## BEGIN
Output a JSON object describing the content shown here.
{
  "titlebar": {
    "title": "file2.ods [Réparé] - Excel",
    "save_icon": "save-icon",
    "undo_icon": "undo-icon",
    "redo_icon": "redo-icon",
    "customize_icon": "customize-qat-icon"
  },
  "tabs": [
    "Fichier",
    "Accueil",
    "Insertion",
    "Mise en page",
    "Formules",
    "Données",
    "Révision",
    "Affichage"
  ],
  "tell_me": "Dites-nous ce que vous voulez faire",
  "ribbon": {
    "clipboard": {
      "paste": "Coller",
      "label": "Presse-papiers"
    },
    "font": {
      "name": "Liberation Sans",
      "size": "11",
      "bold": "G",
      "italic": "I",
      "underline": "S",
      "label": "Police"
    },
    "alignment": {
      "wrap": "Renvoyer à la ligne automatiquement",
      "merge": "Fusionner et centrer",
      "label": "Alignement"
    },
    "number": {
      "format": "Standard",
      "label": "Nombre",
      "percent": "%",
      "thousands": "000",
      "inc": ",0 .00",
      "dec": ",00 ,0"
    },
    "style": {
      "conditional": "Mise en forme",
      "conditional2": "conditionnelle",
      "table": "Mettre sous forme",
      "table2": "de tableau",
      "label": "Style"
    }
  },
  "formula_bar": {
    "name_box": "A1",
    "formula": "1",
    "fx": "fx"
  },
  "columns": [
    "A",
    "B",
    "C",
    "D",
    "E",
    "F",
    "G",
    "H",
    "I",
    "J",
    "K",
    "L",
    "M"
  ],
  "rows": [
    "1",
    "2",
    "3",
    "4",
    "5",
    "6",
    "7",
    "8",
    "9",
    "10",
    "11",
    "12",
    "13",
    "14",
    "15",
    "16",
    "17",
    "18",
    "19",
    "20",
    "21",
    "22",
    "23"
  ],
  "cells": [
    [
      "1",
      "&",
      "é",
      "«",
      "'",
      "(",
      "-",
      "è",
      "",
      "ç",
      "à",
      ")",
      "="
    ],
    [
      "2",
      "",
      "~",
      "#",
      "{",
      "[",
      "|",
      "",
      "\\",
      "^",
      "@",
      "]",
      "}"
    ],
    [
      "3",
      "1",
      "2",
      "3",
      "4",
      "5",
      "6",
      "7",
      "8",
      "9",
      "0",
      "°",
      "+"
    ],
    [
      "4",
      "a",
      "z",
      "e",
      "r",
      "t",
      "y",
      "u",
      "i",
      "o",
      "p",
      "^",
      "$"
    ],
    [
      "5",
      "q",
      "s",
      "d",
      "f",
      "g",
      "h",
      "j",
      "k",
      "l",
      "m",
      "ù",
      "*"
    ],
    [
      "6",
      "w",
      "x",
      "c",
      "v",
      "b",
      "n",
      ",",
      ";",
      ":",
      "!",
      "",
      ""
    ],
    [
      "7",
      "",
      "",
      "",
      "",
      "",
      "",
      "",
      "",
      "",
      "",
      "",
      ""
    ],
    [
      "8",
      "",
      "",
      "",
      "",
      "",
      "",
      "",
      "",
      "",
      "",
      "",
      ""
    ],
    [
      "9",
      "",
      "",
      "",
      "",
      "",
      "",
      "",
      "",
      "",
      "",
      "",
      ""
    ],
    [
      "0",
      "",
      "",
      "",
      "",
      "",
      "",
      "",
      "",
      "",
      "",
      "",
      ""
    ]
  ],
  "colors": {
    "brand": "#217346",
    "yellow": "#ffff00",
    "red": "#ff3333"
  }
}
## END
--- Exercise details ---
Print out the whole listing exactly as it appears.

--- Task result ---
Output a JSON object describing the content shown here.
{
  "titlebar": {
    "title": "file2.ods [Réparé] - Excel",
    "save_icon": "save-icon",
    "undo_icon": "undo-icon",
    "redo_icon": "redo-icon",
    "customize_icon": "customize-qat-icon"
  },
  "tabs": [
    "Fichier",
    "Accueil",
    "Insertion",
    "Mise en page",
    "Formules",
    "Données",
    "Révision",
    "Affichage"
  ],
  "tell_me": "Dites-nous ce que vous voulez faire",
  "ribbon": {
    "clipboard": {
      "paste": "Coller",
      "label": "Presse-papiers"
    },
    "font": {
      "name": "Liberation Sans",
      "size": "11",
      "bold": "G",
      "italic": "I",
      "underline": "S",
      "label": "Police"
    },
    "alignment": {
      "wrap": "Renvoyer à la ligne automatiquement",
      "merge": "Fusionner et centrer",
      "label": "Alignement"
    },
    "number": {
      "format": "Standard",
      "label": "Nombre",
      "percent": "%",
      "thousands": "000",
      "inc": ",0 .00",
      "dec": ",00 ,0"
    },
    "style": {
      "conditional": "Mise en forme",
      "conditional2": "conditionnelle",
      "table": "Mettre sous forme",
      "table2": "de tableau",
      "label": "Style"
    }
  },
  "formula_bar": {
    "name_box": "A1",
    "formula": "1",
    "fx": "fx"
  },
  "columns": [
    "A",
    "B",
    "C",
    "D",
    "E",
    "F",
    "G",
    "H",
    "I",
    "J",
    "K",
    "L",
    "M"
  ],
  "rows": [
    "1",
    "2",
    "3",
    "4",
    "5",
    "6",
    "7",
    "8",
    "9",
    "10",
    "11",
    "12",
    "13",
    "14",
    "15",
    "16",
    "17",
    "18",
    "19",
    "20",
    "21",
    "22",
    "23"
  ],
  "cells": [
    [
      "1",
      "&",
      "é",
      "«",
      "'",
      "(",
      "-",
      "è",
      "",
      "ç",
      "à",
      ")",
      "="
    ],
    [
      "2",
      "",
      "~",
      "#",
      "{",
      "[",
      "|",
      "",
      "\\",
      "^",
      "@",
      "]",
      "}"
    ],
    [
      "3",
      "1",
      "2",
      "3",
      "4",
      "5",
      "6",
      "7",
      "8",
      "9",
      "0",
      "°",
      "+"
    ],
    [
      "4",
      "a",
      "z",
      "e",
      "r",
      "t",
      "y",
      "u",
      "i",
      "o",
      "p",
      "^",
      "$"
    ],
    [
      "5",
      "q",
      "s",
      "d",
      "f",
      "g",
      "h",
      "j",
      "k",
      "l",
      "m",
      "ù",
      "*"
    ],
    [
      "6",
      "w",
      "x",
      "c",
      "v",
      "b",
      "n",
      ",",
      ";",
      ":",
      "!",
      "",
      ""
    ],
    [
      "7",
      "",
      "",
      "",
      "",
      "",
      "",
      "",
      "",
      "",
      "",
      "",
      ""
    ],
    [
      "8",
      "",
      "",
      "",
      "",
      "",
      "",
      "",
      "",
      "",
      "",
      "",
      ""
    ],
    [
      "9",
      "",
      "",
      "",
      "",
      "",
      "",
      "",
      "",
      "",
      "",
      "",
      ""
    ],
    [
      "0",
      "",
      "",
      "",
      "",
      "",
      "",
      "",
      "",
      "",
      "",
      "",
      ""
    ]
  ],
  "colors": {
    "brand": "#217346",
    "yellow": "#ffff00",
    "red": "#ff3333"
  }
}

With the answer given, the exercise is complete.